**The problem:** Output all the material that follows, exactly as given.

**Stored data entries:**

======

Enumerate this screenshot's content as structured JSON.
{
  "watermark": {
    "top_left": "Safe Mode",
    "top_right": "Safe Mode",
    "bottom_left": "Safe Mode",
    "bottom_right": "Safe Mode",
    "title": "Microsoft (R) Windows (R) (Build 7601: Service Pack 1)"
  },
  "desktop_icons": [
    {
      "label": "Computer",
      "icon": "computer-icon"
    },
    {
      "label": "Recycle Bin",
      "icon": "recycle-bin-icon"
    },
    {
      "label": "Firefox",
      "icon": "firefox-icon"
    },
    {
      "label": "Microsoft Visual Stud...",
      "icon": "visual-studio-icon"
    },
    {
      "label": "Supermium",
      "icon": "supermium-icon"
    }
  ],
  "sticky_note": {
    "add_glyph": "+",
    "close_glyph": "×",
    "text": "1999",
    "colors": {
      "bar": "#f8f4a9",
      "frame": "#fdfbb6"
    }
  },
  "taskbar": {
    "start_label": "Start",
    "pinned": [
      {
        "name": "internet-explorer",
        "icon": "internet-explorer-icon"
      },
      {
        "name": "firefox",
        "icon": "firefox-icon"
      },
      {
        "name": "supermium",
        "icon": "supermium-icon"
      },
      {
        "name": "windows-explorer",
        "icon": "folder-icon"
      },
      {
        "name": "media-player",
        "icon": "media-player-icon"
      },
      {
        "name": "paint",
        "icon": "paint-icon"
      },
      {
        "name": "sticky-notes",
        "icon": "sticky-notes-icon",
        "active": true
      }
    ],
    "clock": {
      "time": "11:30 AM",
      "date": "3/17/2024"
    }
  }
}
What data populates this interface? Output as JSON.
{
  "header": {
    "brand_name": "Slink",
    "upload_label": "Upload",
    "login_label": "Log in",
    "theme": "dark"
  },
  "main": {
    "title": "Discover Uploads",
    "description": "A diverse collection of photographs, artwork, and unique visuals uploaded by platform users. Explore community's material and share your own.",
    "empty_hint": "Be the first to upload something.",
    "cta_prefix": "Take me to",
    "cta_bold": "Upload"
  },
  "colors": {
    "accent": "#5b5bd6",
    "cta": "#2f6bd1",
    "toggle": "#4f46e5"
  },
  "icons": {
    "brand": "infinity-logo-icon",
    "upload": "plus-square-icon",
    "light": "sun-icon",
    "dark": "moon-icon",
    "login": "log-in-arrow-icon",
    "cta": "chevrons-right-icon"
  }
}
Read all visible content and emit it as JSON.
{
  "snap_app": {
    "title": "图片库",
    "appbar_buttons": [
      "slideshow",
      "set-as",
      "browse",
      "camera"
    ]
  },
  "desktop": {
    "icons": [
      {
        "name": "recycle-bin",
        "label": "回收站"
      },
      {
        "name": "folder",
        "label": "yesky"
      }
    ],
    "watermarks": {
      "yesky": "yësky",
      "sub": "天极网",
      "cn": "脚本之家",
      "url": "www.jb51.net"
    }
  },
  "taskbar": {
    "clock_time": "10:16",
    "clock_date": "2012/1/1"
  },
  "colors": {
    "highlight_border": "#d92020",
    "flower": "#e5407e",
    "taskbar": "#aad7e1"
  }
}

======

**Expected answer:**
Enumerate this screenshot's content as structured JSON.
{
  "watermark": {
    "top_left": "Safe Mode",
    "top_right": "Safe Mode",
    "bottom_left": "Safe Mode",
    "bottom_right": "Safe Mode",
    "title": "Microsoft (R) Windows (R) (Build 7601: Service Pack 1)"
  },
  "desktop_icons": [
    {
      "label": "Computer",
      "icon": "computer-icon"
    },
    {
      "label": "Recycle Bin",
      "icon": "recycle-bin-icon"
    },
    {
      "label": "Firefox",
      "icon": "firefox-icon"
    },
    {
      "label": "Microsoft Visual Stud...",
      "icon": "visual-studio-icon"
    },
    {
      "label": "Supermium",
      "icon": "supermium-icon"
    }
  ],
  "sticky_note": {
    "add_glyph": "+",
    "close_glyph": "×",
    "text": "1999",
    "colors": {
      "bar": "#f8f4a9",
      "frame": "#fdfbb6"
    }
  },
  "taskbar": {
    "start_label": "Start",
    "pinned": [
      {
        "name": "internet-explorer",
        "icon": "internet-explorer-icon"
      },
      {
        "name": "firefox",
        "icon": "firefox-icon"
      },
      {
        "name": "supermium",
        "icon": "supermium-icon"
      },
      {
        "name": "windows-explorer",
        "icon": "folder-icon"
      },
      {
        "name": "media-player",
        "icon": "media-player-icon"
      },
      {
        "name": "paint",
        "icon": "paint-icon"
      },
      {
        "name": "sticky-notes",
        "icon": "sticky-notes-icon",
        "active": true
      }
    ],
    "clock": {
      "time": "11:30 AM",
      "date": "3/17/2024"
    }
  }
}
What data populates this interface? Output as JSON.
{
  "header": {
    "brand_name": "Slink",
    "upload_label": "Upload",
    "login_label": "Log in",
    "theme": "dark"
  },
  "main": {
    "title": "Discover Uploads",
    "description": "A diverse collection of photographs, artwork, and unique visuals uploaded by platform users. Explore community's material and share your own.",
    "empty_hint": "Be the first to upload something.",
    "cta_prefix": "Take me to",
    "cta_bold": "Upload"
  },
  "colors": {
    "accent": "#5b5bd6",
    "cta": "#2f6bd1",
    "toggle": "#4f46e5"
  },
  "icons": {
    "brand": "infinity-logo-icon",
    "upload": "plus-square-icon",
    "light": "sun-icon",
    "dark": "moon-icon",
    "login": "log-in-arrow-icon",
    "cta": "chevrons-right-icon"
  }
}
Read all visible content and emit it as JSON.
{
  "snap_app": {
    "title": "图片库",
    "appbar_buttons": [
      "slideshow",
      "set-as",
      "browse",
      "camera"
    ]
  },
  "desktop": {
    "icons": [
      {
        "name": "recycle-bin",
        "label": "回收站"
      },
      {
        "name": "folder",
        "label": "yesky"
      }
    ],
    "watermarks": {
      "yesky": "yësky",
      "sub": "天极网",
      "cn": "脚本之家",
      "url": "www.jb51.net"
    }
  },
  "taskbar": {
    "clock_time": "10:16",
    "clock_date": "2012/1/1"
  },
  "colors": {
    "highlight_border": "#d92020",
    "flower": "#e5407e",
    "taskbar": "#aad7e1"
  }
}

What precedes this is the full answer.